BEGIN

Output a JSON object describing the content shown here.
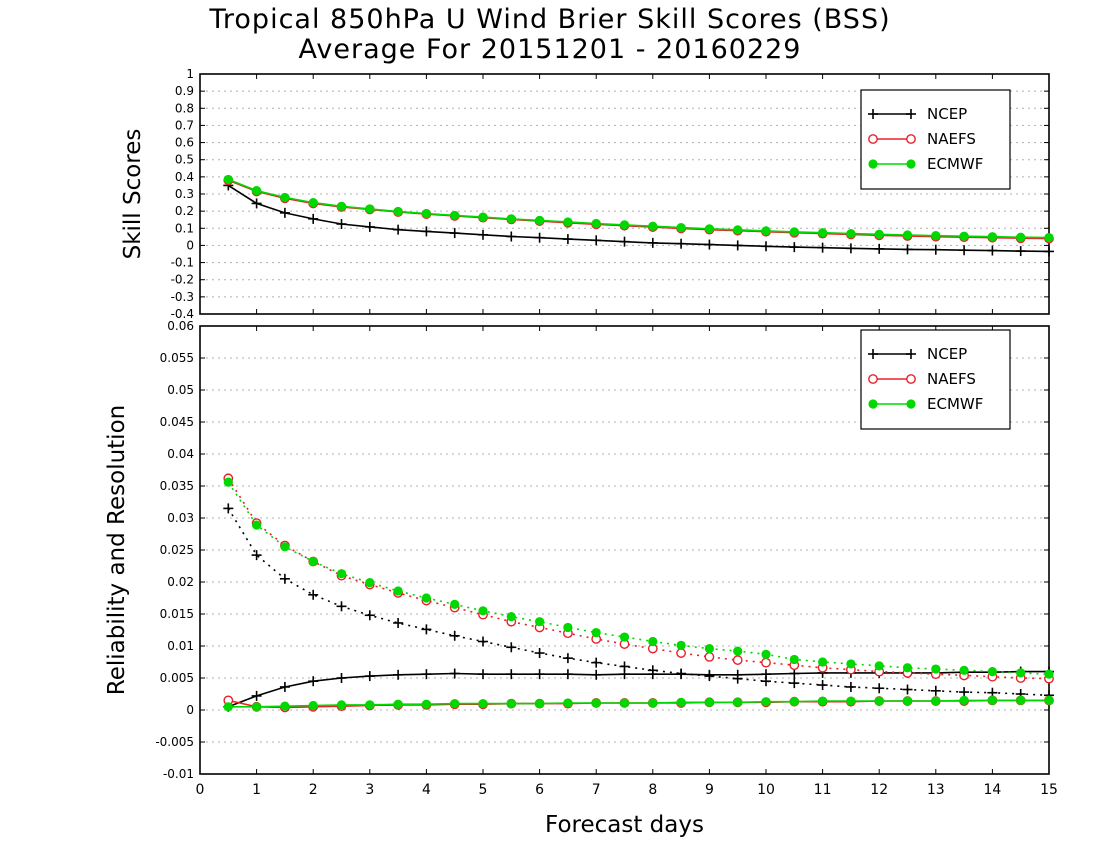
{
  "header": {
    "title": "Tropical 850hPa U Wind Brier Skill Scores (BSS)",
    "subtitle": "Average For 20151201 - 20160229"
  },
  "colors": {
    "NCEP": "#000000",
    "NAEFS": "#e8202a",
    "ECMWF": "#00d800",
    "grid": "#b0b0b0"
  },
  "chart_data": [
    {
      "type": "line",
      "panel": "top",
      "ylabel": "Skill Scores",
      "xlabel": "",
      "xlim": [
        0,
        15
      ],
      "ylim": [
        -0.4,
        1
      ],
      "xticks": [
        "0",
        "1",
        "2",
        "3",
        "4",
        "5",
        "6",
        "7",
        "8",
        "9",
        "10",
        "11",
        "12",
        "13",
        "14",
        "15"
      ],
      "yticks": [
        "-0.4",
        "-0.3",
        "-0.2",
        "-0.1",
        "0",
        "0.1",
        "0.2",
        "0.3",
        "0.4",
        "0.5",
        "0.6",
        "0.7",
        "0.8",
        "0.9",
        "1"
      ],
      "grid": true,
      "legend_position": "top-right",
      "x": [
        0.5,
        1,
        1.5,
        2,
        2.5,
        3,
        3.5,
        4,
        4.5,
        5,
        5.5,
        6,
        6.5,
        7,
        7.5,
        8,
        8.5,
        9,
        9.5,
        10,
        10.5,
        11,
        11.5,
        12,
        12.5,
        13,
        13.5,
        14,
        14.5,
        15
      ],
      "series": [
        {
          "name": "NCEP",
          "marker": "plus",
          "line": "solid",
          "values": [
            0.35,
            0.245,
            0.19,
            0.155,
            0.125,
            0.108,
            0.092,
            0.082,
            0.072,
            0.062,
            0.052,
            0.045,
            0.037,
            0.03,
            0.022,
            0.015,
            0.01,
            0.005,
            0.0,
            -0.005,
            -0.01,
            -0.013,
            -0.017,
            -0.02,
            -0.023,
            -0.025,
            -0.028,
            -0.03,
            -0.033,
            -0.035
          ]
        },
        {
          "name": "NAEFS",
          "marker": "open-circle",
          "line": "solid",
          "values": [
            0.38,
            0.315,
            0.275,
            0.245,
            0.225,
            0.21,
            0.195,
            0.183,
            0.172,
            0.162,
            0.152,
            0.142,
            0.132,
            0.123,
            0.115,
            0.107,
            0.099,
            0.092,
            0.086,
            0.08,
            0.074,
            0.069,
            0.064,
            0.059,
            0.055,
            0.051,
            0.048,
            0.045,
            0.042,
            0.04
          ]
        },
        {
          "name": "ECMWF",
          "marker": "filled-circle",
          "line": "solid",
          "values": [
            0.385,
            0.32,
            0.28,
            0.25,
            0.228,
            0.213,
            0.198,
            0.186,
            0.175,
            0.165,
            0.155,
            0.146,
            0.137,
            0.128,
            0.12,
            0.112,
            0.104,
            0.097,
            0.091,
            0.085,
            0.079,
            0.074,
            0.069,
            0.065,
            0.061,
            0.057,
            0.054,
            0.051,
            0.048,
            0.046
          ]
        }
      ]
    },
    {
      "type": "line",
      "panel": "bottom",
      "ylabel": "Reliability and Resolution",
      "xlabel": "Forecast days",
      "xlim": [
        0,
        15
      ],
      "ylim": [
        -0.01,
        0.06
      ],
      "xticks": [
        "0",
        "1",
        "2",
        "3",
        "4",
        "5",
        "6",
        "7",
        "8",
        "9",
        "10",
        "11",
        "12",
        "13",
        "14",
        "15"
      ],
      "yticks": [
        "-0.01",
        "-0.005",
        "0",
        "0.005",
        "0.01",
        "0.015",
        "0.02",
        "0.025",
        "0.03",
        "0.035",
        "0.04",
        "0.045",
        "0.05",
        "0.055",
        "0.06"
      ],
      "grid": true,
      "legend_position": "top-right",
      "x": [
        0.5,
        1,
        1.5,
        2,
        2.5,
        3,
        3.5,
        4,
        4.5,
        5,
        5.5,
        6,
        6.5,
        7,
        7.5,
        8,
        8.5,
        9,
        9.5,
        10,
        10.5,
        11,
        11.5,
        12,
        12.5,
        13,
        13.5,
        14,
        14.5,
        15
      ],
      "series": [
        {
          "name": "NCEP",
          "marker": "plus",
          "line": "dotted",
          "values": [
            0.0315,
            0.0242,
            0.0205,
            0.018,
            0.0162,
            0.0148,
            0.0136,
            0.0126,
            0.0116,
            0.0107,
            0.0098,
            0.0089,
            0.0081,
            0.0074,
            0.0068,
            0.0062,
            0.0057,
            0.0053,
            0.0049,
            0.0045,
            0.0042,
            0.0039,
            0.0036,
            0.0034,
            0.0032,
            0.003,
            0.0028,
            0.0027,
            0.0025,
            0.0023
          ]
        },
        {
          "name": "NCEP",
          "marker": "plus",
          "line": "solid",
          "values": [
            0.0005,
            0.0022,
            0.0036,
            0.0045,
            0.005,
            0.0053,
            0.0055,
            0.0056,
            0.0057,
            0.0056,
            0.0056,
            0.0056,
            0.0056,
            0.0055,
            0.0056,
            0.0056,
            0.0056,
            0.0055,
            0.0055,
            0.0056,
            0.0057,
            0.0058,
            0.0058,
            0.0058,
            0.0058,
            0.0058,
            0.0059,
            0.0059,
            0.006,
            0.006
          ]
        },
        {
          "name": "NAEFS",
          "marker": "open-circle",
          "line": "dotted",
          "values": [
            0.0362,
            0.0292,
            0.0257,
            0.0232,
            0.021,
            0.0196,
            0.0183,
            0.0171,
            0.016,
            0.0149,
            0.0138,
            0.0129,
            0.012,
            0.0111,
            0.0103,
            0.0096,
            0.0089,
            0.0083,
            0.0078,
            0.0074,
            0.007,
            0.0066,
            0.0063,
            0.006,
            0.0058,
            0.0056,
            0.0054,
            0.0052,
            0.005,
            0.0049
          ]
        },
        {
          "name": "NAEFS",
          "marker": "open-circle",
          "line": "solid",
          "values": [
            0.0015,
            0.0005,
            0.0004,
            0.0005,
            0.0006,
            0.0007,
            0.0008,
            0.0008,
            0.0009,
            0.0009,
            0.001,
            0.001,
            0.001,
            0.0011,
            0.0011,
            0.0011,
            0.0011,
            0.0012,
            0.0012,
            0.0012,
            0.0013,
            0.0013,
            0.0013,
            0.0014,
            0.0014,
            0.0014,
            0.0014,
            0.0015,
            0.0015,
            0.0015
          ]
        },
        {
          "name": "ECMWF",
          "marker": "filled-circle",
          "line": "dotted",
          "values": [
            0.0356,
            0.0289,
            0.0255,
            0.0232,
            0.0213,
            0.0199,
            0.0186,
            0.0175,
            0.0165,
            0.0155,
            0.0146,
            0.0138,
            0.0129,
            0.0121,
            0.0114,
            0.0107,
            0.0101,
            0.0096,
            0.0092,
            0.0087,
            0.0079,
            0.0075,
            0.0072,
            0.0069,
            0.0066,
            0.0064,
            0.0062,
            0.006,
            0.0058,
            0.0056
          ]
        },
        {
          "name": "ECMWF",
          "marker": "filled-circle",
          "line": "solid",
          "values": [
            0.0005,
            0.0005,
            0.0006,
            0.0007,
            0.0008,
            0.0008,
            0.0009,
            0.0009,
            0.001,
            0.001,
            0.001,
            0.001,
            0.0011,
            0.0011,
            0.0011,
            0.0011,
            0.0012,
            0.0012,
            0.0012,
            0.0013,
            0.0013,
            0.0014,
            0.0014,
            0.0014,
            0.0014,
            0.0014,
            0.0015,
            0.0015,
            0.0015,
            0.0015
          ]
        }
      ]
    }
  ]
}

END

What you will do: Give the entries again word for word, but skip the pictures.

Written answer:
Output a JSON object describing the content shown here.
{
  "header": {
    "title": "Tropical 850hPa U Wind Brier Skill Scores (BSS)",
    "subtitle": "Average For 20151201 - 20160229"
  },
  "colors": {
    "NCEP": "#000000",
    "NAEFS": "#e8202a",
    "ECMWF": "#00d800",
    "grid": "#b0b0b0"
  },
  "chart_data": [
    {
      "type": "line",
      "panel": "top",
      "ylabel": "Skill Scores",
      "xlabel": "",
      "xlim": [
        0,
        15
      ],
      "ylim": [
        -0.4,
        1
      ],
      "xticks": [
        "0",
        "1",
        "2",
        "3",
        "4",
        "5",
        "6",
        "7",
        "8",
        "9",
        "10",
        "11",
        "12",
        "13",
        "14",
        "15"
      ],
      "yticks": [
        "-0.4",
        "-0.3",
        "-0.2",
        "-0.1",
        "0",
        "0.1",
        "0.2",
        "0.3",
        "0.4",
        "0.5",
        "0.6",
        "0.7",
        "0.8",
        "0.9",
        "1"
      ],
      "grid": true,
      "legend_position": "top-right",
      "x": [
        0.5,
        1,
        1.5,
        2,
        2.5,
        3,
        3.5,
        4,
        4.5,
        5,
        5.5,
        6,
        6.5,
        7,
        7.5,
        8,
        8.5,
        9,
        9.5,
        10,
        10.5,
        11,
        11.5,
        12,
        12.5,
        13,
        13.5,
        14,
        14.5,
        15
      ],
      "series": [
        {
          "name": "NCEP",
          "marker": "plus",
          "line": "solid",
          "values": [
            0.35,
            0.245,
            0.19,
            0.155,
            0.125,
            0.108,
            0.092,
            0.082,
            0.072,
            0.062,
            0.052,
            0.045,
            0.037,
            0.03,
            0.022,
            0.015,
            0.01,
            0.005,
            0.0,
            -0.005,
            -0.01,
            -0.013,
            -0.017,
            -0.02,
            -0.023,
            -0.025,
            -0.028,
            -0.03,
            -0.033,
            -0.035
          ]
        },
        {
          "name": "NAEFS",
          "marker": "open-circle",
          "line": "solid",
          "values": [
            0.38,
            0.315,
            0.275,
            0.245,
            0.225,
            0.21,
            0.195,
            0.183,
            0.172,
            0.162,
            0.152,
            0.142,
            0.132,
            0.123,
            0.115,
            0.107,
            0.099,
            0.092,
            0.086,
            0.08,
            0.074,
            0.069,
            0.064,
            0.059,
            0.055,
            0.051,
            0.048,
            0.045,
            0.042,
            0.04
          ]
        },
        {
          "name": "ECMWF",
          "marker": "filled-circle",
          "line": "solid",
          "values": [
            0.385,
            0.32,
            0.28,
            0.25,
            0.228,
            0.213,
            0.198,
            0.186,
            0.175,
            0.165,
            0.155,
            0.146,
            0.137,
            0.128,
            0.12,
            0.112,
            0.104,
            0.097,
            0.091,
            0.085,
            0.079,
            0.074,
            0.069,
            0.065,
            0.061,
            0.057,
            0.054,
            0.051,
            0.048,
            0.046
          ]
        }
      ]
    },
    {
      "type": "line",
      "panel": "bottom",
      "ylabel": "Reliability and Resolution",
      "xlabel": "Forecast days",
      "xlim": [
        0,
        15
      ],
      "ylim": [
        -0.01,
        0.06
      ],
      "xticks": [
        "0",
        "1",
        "2",
        "3",
        "4",
        "5",
        "6",
        "7",
        "8",
        "9",
        "10",
        "11",
        "12",
        "13",
        "14",
        "15"
      ],
      "yticks": [
        "-0.01",
        "-0.005",
        "0",
        "0.005",
        "0.01",
        "0.015",
        "0.02",
        "0.025",
        "0.03",
        "0.035",
        "0.04",
        "0.045",
        "0.05",
        "0.055",
        "0.06"
      ],
      "grid": true,
      "legend_position": "top-right",
      "x": [
        0.5,
        1,
        1.5,
        2,
        2.5,
        3,
        3.5,
        4,
        4.5,
        5,
        5.5,
        6,
        6.5,
        7,
        7.5,
        8,
        8.5,
        9,
        9.5,
        10,
        10.5,
        11,
        11.5,
        12,
        12.5,
        13,
        13.5,
        14,
        14.5,
        15
      ],
      "series": [
        {
          "name": "NCEP",
          "marker": "plus",
          "line": "dotted",
          "values": [
            0.0315,
            0.0242,
            0.0205,
            0.018,
            0.0162,
            0.0148,
            0.0136,
            0.0126,
            0.0116,
            0.0107,
            0.0098,
            0.0089,
            0.0081,
            0.0074,
            0.0068,
            0.0062,
            0.0057,
            0.0053,
            0.0049,
            0.0045,
            0.0042,
            0.0039,
            0.0036,
            0.0034,
            0.0032,
            0.003,
            0.0028,
            0.0027,
            0.0025,
            0.0023
          ]
        },
        {
          "name": "NCEP",
          "marker": "plus",
          "line": "solid",
          "values": [
            0.0005,
            0.0022,
            0.0036,
            0.0045,
            0.005,
            0.0053,
            0.0055,
            0.0056,
            0.0057,
            0.0056,
            0.0056,
            0.0056,
            0.0056,
            0.0055,
            0.0056,
            0.0056,
            0.0056,
            0.0055,
            0.0055,
            0.0056,
            0.0057,
            0.0058,
            0.0058,
            0.0058,
            0.0058,
            0.0058,
            0.0059,
            0.0059,
            0.006,
            0.006
          ]
        },
        {
          "name": "NAEFS",
          "marker": "open-circle",
          "line": "dotted",
          "values": [
            0.0362,
            0.0292,
            0.0257,
            0.0232,
            0.021,
            0.0196,
            0.0183,
            0.0171,
            0.016,
            0.0149,
            0.0138,
            0.0129,
            0.012,
            0.0111,
            0.0103,
            0.0096,
            0.0089,
            0.0083,
            0.0078,
            0.0074,
            0.007,
            0.0066,
            0.0063,
            0.006,
            0.0058,
            0.0056,
            0.0054,
            0.0052,
            0.005,
            0.0049
          ]
        },
        {
          "name": "NAEFS",
          "marker": "open-circle",
          "line": "solid",
          "values": [
            0.0015,
            0.0005,
            0.0004,
            0.0005,
            0.0006,
            0.0007,
            0.0008,
            0.0008,
            0.0009,
            0.0009,
            0.001,
            0.001,
            0.001,
            0.0011,
            0.0011,
            0.0011,
            0.0011,
            0.0012,
            0.0012,
            0.0012,
            0.0013,
            0.0013,
            0.0013,
            0.0014,
            0.0014,
            0.0014,
            0.0014,
            0.0015,
            0.0015,
            0.0015
          ]
        },
        {
          "name": "ECMWF",
          "marker": "filled-circle",
          "line": "dotted",
          "values": [
            0.0356,
            0.0289,
            0.0255,
            0.0232,
            0.0213,
            0.0199,
            0.0186,
            0.0175,
            0.0165,
            0.0155,
            0.0146,
            0.0138,
            0.0129,
            0.0121,
            0.0114,
            0.0107,
            0.0101,
            0.0096,
            0.0092,
            0.0087,
            0.0079,
            0.0075,
            0.0072,
            0.0069,
            0.0066,
            0.0064,
            0.0062,
            0.006,
            0.0058,
            0.0056
          ]
        },
        {
          "name": "ECMWF",
          "marker": "filled-circle",
          "line": "solid",
          "values": [
            0.0005,
            0.0005,
            0.0006,
            0.0007,
            0.0008,
            0.0008,
            0.0009,
            0.0009,
            0.001,
            0.001,
            0.001,
            0.001,
            0.0011,
            0.0011,
            0.0011,
            0.0011,
            0.0012,
            0.0012,
            0.0012,
            0.0013,
            0.0013,
            0.0014,
            0.0014,
            0.0014,
            0.0014,
            0.0014,
            0.0015,
            0.0015,
            0.0015,
            0.0015
          ]
        }
      ]
    }
  ]
}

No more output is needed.